Begin Listing
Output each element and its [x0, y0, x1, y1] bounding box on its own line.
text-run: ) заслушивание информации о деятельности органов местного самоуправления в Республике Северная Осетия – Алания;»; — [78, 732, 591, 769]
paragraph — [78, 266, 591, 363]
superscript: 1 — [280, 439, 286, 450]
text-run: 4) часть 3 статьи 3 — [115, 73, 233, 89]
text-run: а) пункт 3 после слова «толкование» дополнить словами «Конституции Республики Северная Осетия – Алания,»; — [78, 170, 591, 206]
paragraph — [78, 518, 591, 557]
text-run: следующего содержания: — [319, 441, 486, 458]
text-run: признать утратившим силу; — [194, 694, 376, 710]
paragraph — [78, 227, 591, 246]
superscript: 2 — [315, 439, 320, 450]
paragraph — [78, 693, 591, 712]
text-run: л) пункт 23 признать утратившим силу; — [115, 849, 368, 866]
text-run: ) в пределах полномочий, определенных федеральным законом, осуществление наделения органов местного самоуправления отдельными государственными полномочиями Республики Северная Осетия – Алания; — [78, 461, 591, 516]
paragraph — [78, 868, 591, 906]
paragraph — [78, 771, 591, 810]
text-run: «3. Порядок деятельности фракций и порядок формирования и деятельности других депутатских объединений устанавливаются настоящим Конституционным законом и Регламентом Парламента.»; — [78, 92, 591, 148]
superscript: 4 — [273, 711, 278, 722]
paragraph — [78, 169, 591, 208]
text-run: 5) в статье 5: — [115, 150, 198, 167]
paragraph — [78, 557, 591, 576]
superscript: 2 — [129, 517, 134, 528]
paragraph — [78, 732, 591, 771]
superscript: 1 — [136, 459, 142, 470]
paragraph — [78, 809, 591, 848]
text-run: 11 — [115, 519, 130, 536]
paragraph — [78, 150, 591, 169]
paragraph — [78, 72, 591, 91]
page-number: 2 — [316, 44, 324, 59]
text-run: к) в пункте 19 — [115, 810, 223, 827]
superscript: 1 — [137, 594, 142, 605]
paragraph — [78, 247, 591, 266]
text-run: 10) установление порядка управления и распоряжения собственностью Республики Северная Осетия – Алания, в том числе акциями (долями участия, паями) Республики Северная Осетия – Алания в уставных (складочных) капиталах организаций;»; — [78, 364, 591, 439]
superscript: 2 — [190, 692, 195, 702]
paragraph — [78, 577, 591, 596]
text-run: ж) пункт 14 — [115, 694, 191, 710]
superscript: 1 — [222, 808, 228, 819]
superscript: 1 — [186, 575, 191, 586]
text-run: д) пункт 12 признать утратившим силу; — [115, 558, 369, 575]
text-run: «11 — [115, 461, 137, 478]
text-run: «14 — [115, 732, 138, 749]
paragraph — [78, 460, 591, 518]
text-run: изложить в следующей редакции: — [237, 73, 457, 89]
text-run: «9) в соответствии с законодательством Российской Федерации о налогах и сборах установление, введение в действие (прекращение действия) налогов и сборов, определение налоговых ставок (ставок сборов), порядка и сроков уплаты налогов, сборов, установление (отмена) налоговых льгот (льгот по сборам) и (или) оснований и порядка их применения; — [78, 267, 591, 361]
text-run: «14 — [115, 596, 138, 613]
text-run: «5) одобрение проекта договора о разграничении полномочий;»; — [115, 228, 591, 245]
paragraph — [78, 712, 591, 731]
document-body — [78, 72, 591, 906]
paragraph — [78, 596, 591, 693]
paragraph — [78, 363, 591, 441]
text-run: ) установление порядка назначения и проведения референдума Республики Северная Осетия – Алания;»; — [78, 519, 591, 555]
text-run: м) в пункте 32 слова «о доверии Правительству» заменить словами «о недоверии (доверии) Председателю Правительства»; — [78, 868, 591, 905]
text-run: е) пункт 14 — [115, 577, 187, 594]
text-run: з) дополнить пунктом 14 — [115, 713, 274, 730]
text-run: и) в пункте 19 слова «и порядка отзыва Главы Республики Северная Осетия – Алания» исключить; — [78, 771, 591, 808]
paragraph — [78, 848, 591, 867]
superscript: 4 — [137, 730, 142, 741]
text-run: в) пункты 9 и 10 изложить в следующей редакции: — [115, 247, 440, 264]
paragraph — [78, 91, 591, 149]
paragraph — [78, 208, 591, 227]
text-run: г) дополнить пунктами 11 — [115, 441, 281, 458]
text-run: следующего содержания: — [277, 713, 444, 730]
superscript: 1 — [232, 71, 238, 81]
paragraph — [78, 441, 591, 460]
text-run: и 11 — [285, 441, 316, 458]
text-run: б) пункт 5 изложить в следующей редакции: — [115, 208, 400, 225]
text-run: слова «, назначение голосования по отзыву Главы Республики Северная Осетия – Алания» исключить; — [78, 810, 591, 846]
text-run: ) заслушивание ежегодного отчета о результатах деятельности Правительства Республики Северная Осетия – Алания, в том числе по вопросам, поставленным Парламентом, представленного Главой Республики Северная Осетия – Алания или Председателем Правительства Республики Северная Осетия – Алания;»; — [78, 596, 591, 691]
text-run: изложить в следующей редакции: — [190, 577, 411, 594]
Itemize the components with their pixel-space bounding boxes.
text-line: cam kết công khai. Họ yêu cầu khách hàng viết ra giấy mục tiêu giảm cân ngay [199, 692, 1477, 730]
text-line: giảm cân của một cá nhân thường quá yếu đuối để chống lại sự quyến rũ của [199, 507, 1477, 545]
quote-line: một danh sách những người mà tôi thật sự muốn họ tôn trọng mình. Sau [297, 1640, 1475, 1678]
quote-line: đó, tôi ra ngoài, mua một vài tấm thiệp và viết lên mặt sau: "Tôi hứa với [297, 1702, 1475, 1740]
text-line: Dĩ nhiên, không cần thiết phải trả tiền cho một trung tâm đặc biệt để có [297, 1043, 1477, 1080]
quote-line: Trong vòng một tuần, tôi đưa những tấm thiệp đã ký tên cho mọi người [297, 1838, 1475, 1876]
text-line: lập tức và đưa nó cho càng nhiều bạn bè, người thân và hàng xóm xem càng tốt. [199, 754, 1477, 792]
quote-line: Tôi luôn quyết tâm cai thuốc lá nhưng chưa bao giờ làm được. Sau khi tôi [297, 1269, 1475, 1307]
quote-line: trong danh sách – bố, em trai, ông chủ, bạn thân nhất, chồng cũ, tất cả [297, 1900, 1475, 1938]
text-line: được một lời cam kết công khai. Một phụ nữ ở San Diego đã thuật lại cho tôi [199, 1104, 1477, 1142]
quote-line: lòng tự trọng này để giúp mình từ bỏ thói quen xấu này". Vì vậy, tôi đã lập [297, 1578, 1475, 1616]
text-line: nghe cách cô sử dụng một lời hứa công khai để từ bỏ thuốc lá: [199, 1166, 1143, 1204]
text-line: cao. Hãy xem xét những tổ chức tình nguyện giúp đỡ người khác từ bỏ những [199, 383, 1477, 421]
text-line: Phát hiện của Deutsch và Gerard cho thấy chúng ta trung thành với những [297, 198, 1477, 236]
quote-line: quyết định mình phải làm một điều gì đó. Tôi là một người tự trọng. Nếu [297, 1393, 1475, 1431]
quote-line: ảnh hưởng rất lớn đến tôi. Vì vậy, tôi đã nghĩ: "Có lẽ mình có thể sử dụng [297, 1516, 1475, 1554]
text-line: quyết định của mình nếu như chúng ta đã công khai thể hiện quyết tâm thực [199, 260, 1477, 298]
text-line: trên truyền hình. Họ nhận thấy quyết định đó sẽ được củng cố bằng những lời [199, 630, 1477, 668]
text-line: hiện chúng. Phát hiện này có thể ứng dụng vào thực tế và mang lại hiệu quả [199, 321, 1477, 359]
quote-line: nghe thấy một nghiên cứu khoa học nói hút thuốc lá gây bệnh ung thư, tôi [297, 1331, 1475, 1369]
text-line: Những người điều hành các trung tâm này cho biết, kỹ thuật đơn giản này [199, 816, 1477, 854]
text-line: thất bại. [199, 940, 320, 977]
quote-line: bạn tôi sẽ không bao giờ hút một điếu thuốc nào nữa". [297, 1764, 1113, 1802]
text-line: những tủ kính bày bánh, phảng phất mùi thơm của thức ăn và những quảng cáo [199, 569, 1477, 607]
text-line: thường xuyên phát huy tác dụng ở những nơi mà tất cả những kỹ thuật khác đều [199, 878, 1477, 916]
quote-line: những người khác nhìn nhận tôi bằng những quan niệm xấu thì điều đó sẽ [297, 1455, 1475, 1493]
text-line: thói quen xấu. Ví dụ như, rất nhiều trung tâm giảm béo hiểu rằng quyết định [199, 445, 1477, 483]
End Listing
### Goal
Rewrite the entries from the very beginning through the line containing "text-run: 4) часть", inclusive, as a Markdown table with the columns Row and Line, omitting any blank lines.

### Exercise output
| Row | Line |
|---|---|
| 1 | Output each element and its [x0, y0, x1, y1] bounding box on its own line. |
| 2 | text-run: ) заслушивание информации о деятельности органов местного самоуправления в Республике Северная Осетия – Алания;»; — [78, 732, 591, 769] |
| 3 | paragraph — [78, 266, 591, 363] |
| 4 | superscript: 1 — [280, 439, 286, 450] |
| 5 | text-run: 4) часть 3 статьи 3 — [115, 73, 233, 89] |